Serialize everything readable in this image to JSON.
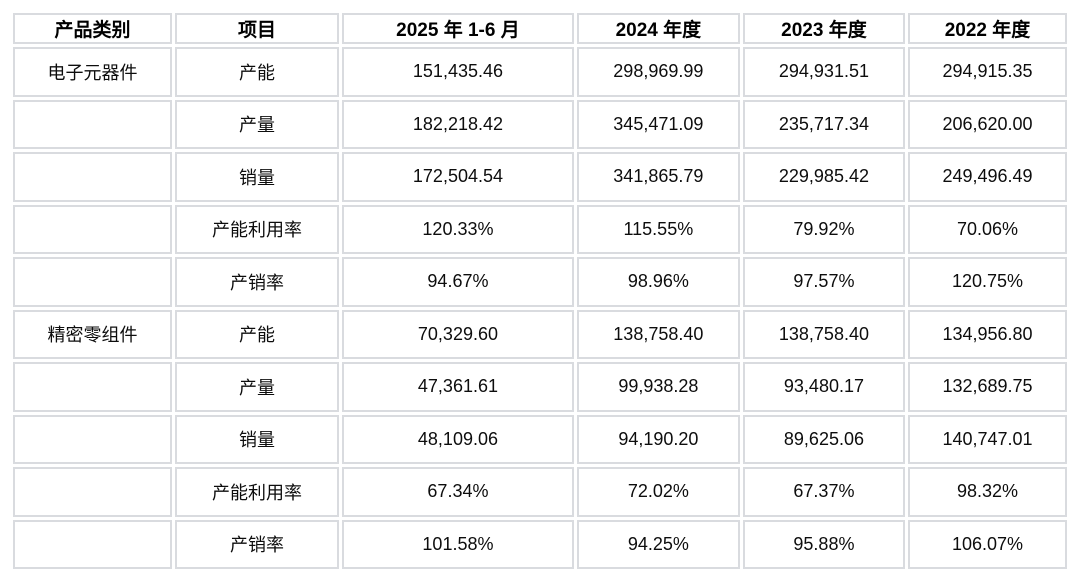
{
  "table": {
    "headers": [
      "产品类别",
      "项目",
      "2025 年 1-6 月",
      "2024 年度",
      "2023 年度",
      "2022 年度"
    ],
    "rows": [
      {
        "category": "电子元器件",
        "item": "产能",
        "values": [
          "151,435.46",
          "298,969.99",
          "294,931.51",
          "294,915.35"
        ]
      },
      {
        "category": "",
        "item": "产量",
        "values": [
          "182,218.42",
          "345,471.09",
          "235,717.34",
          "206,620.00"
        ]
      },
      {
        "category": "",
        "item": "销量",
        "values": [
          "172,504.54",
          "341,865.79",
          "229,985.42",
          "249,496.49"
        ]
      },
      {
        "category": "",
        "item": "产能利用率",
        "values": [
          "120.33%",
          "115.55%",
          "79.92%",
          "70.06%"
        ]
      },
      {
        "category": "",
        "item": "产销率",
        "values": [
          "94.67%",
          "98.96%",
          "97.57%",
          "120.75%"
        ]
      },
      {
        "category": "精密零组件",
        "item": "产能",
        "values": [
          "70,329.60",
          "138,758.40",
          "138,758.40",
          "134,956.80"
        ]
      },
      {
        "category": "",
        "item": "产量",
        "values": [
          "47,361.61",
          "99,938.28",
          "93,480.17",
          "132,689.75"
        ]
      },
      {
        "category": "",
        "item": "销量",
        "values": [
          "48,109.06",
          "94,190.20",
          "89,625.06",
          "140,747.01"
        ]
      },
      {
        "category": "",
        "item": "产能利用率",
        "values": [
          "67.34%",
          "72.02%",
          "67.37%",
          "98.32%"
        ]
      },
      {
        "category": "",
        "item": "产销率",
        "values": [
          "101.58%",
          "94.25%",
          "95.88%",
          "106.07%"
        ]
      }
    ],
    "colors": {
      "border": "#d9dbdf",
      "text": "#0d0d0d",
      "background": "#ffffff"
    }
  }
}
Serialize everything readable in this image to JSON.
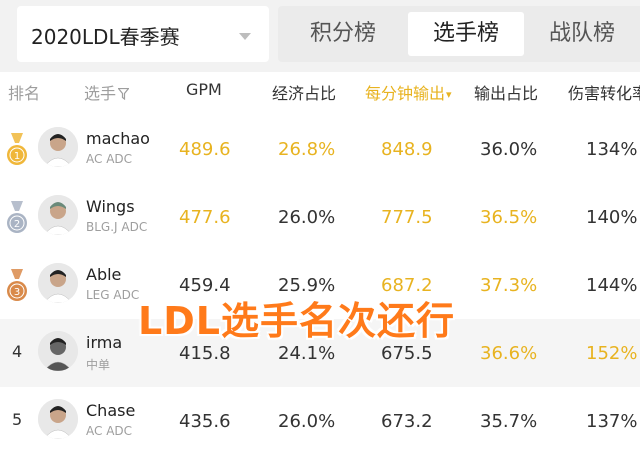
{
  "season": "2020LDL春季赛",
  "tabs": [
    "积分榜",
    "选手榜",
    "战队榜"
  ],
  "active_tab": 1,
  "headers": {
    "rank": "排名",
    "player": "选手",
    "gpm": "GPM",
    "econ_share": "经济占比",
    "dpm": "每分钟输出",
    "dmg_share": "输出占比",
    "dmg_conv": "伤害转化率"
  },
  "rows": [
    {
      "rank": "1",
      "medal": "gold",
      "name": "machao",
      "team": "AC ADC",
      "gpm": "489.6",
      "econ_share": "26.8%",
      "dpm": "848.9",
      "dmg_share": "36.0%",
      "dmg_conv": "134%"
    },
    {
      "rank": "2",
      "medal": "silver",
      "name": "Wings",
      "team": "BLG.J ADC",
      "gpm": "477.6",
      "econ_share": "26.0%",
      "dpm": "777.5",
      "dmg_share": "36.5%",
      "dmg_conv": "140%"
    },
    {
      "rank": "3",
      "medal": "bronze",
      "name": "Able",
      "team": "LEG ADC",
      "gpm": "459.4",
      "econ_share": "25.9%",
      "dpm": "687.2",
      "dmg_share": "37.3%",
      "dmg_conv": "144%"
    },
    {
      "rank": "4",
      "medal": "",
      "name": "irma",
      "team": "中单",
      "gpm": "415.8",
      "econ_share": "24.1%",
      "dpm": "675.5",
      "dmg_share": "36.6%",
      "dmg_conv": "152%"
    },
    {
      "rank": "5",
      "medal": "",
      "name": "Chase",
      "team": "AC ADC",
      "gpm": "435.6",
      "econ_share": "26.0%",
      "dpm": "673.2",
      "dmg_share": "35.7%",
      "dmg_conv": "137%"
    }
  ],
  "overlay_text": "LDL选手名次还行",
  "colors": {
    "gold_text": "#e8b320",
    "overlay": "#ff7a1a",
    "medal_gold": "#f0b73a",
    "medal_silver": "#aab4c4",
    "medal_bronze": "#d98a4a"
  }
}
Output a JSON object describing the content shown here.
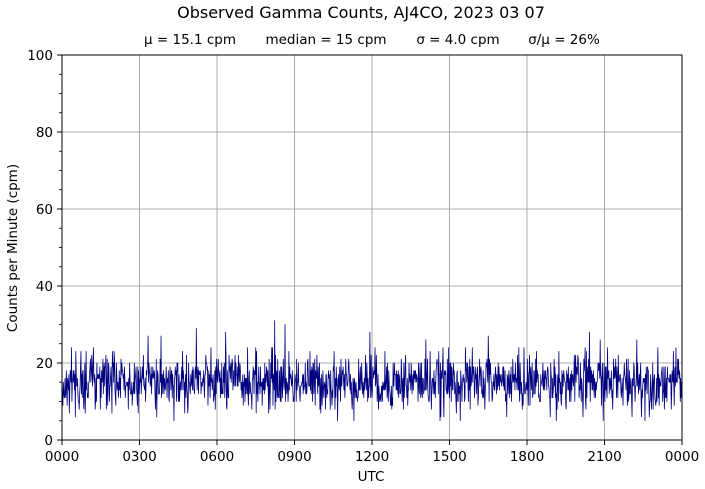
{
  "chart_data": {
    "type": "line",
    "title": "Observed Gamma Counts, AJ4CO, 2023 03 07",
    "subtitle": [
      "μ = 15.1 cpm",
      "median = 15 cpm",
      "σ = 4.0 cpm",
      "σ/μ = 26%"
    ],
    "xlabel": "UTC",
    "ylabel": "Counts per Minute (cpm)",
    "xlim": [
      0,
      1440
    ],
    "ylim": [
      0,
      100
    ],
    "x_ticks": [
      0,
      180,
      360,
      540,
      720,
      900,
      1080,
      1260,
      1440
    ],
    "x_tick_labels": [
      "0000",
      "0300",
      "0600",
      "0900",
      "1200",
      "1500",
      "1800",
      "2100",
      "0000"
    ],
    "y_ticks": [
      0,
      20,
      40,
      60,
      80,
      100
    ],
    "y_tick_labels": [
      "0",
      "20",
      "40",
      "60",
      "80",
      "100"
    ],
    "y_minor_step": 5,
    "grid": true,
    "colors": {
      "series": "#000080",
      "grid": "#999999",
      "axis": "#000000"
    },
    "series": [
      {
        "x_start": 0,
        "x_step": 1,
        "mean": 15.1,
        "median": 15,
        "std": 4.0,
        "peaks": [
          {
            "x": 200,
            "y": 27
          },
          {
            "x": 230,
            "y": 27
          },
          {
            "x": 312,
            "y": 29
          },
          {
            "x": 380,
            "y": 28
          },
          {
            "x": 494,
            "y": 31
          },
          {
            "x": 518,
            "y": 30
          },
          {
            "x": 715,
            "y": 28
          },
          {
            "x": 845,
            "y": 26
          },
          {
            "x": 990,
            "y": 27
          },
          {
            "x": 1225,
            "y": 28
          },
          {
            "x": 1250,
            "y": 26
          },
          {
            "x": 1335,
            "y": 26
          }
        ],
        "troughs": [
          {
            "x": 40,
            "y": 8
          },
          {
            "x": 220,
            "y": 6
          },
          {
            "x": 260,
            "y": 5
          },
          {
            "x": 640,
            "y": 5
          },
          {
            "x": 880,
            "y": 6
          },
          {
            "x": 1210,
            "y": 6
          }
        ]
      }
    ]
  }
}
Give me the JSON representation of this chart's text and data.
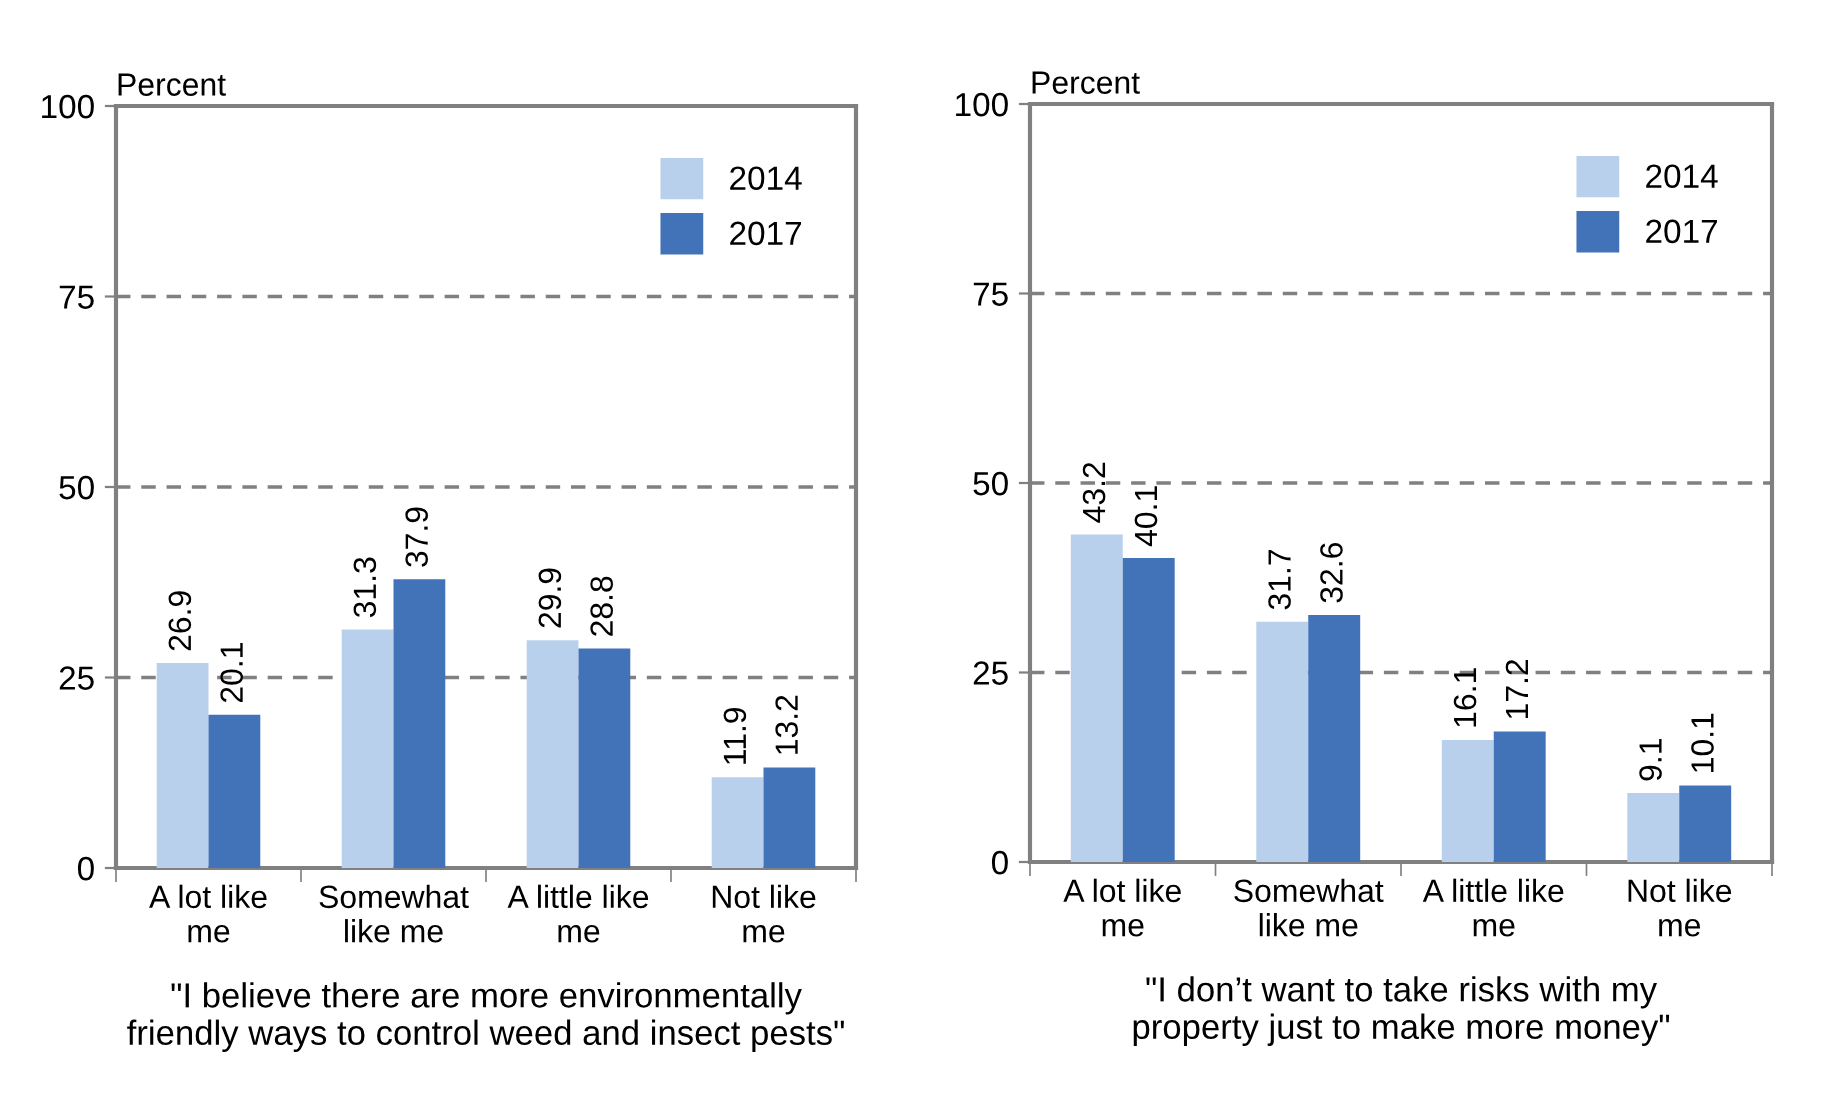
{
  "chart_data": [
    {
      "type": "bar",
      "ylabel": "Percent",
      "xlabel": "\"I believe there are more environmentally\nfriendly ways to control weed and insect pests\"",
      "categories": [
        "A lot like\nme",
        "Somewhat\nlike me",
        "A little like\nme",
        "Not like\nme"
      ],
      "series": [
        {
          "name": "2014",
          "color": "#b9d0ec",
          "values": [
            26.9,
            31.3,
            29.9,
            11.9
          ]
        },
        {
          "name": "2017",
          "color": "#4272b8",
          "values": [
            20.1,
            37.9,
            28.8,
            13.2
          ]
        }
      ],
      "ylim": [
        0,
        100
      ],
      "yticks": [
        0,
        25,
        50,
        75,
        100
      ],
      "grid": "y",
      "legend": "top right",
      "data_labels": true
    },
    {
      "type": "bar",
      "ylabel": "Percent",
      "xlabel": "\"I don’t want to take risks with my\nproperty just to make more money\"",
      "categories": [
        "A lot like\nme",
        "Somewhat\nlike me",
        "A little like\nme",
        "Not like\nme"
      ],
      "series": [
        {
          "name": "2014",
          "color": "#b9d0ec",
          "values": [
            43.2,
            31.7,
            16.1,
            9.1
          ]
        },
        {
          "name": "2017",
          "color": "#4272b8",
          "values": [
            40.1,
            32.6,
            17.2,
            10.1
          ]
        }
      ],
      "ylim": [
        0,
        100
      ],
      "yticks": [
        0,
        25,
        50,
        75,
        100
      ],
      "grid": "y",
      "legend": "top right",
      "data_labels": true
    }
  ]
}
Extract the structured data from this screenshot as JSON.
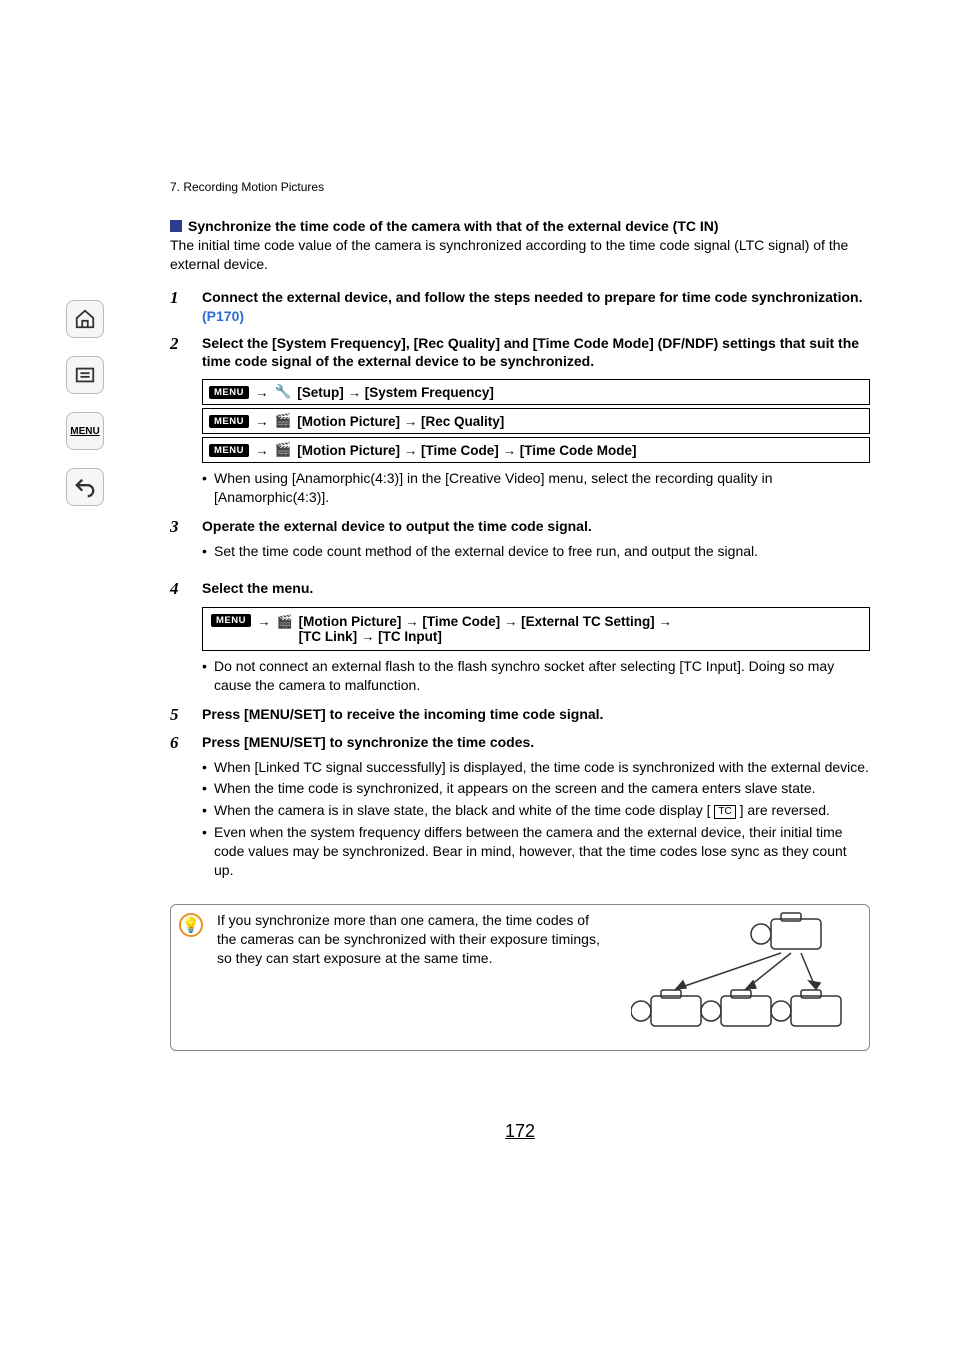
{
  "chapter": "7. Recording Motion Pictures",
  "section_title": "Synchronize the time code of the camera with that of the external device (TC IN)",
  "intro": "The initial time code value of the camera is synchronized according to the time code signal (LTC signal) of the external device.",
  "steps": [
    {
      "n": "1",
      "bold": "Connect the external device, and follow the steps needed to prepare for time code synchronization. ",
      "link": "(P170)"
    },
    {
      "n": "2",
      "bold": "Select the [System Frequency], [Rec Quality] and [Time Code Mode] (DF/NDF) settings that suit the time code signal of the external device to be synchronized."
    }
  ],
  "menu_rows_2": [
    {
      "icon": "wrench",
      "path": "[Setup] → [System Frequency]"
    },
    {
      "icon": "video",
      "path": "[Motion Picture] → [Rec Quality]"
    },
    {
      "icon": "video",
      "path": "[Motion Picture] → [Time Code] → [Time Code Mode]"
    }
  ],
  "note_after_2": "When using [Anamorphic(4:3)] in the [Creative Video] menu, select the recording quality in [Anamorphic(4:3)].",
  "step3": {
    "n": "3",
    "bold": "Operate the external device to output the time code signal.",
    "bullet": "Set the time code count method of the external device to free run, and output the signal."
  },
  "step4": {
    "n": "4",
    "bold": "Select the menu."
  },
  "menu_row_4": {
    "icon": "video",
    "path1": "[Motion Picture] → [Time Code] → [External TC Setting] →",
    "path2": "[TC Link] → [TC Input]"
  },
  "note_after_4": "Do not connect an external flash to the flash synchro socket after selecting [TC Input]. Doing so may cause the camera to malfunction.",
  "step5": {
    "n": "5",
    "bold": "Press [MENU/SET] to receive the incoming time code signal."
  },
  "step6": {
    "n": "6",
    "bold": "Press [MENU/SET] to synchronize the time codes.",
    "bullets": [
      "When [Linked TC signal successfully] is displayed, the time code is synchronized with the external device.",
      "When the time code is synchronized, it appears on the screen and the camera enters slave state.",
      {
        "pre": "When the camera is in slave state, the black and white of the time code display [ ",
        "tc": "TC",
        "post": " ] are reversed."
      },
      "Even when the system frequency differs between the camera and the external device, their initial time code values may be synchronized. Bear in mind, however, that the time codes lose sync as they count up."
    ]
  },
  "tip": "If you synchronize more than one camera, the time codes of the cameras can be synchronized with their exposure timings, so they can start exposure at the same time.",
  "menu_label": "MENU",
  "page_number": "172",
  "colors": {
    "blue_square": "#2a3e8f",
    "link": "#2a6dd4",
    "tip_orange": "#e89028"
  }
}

_____

**The problem**
Scan the material above and determine how many lines include the word "with"; report only the number.

**Correct output**
4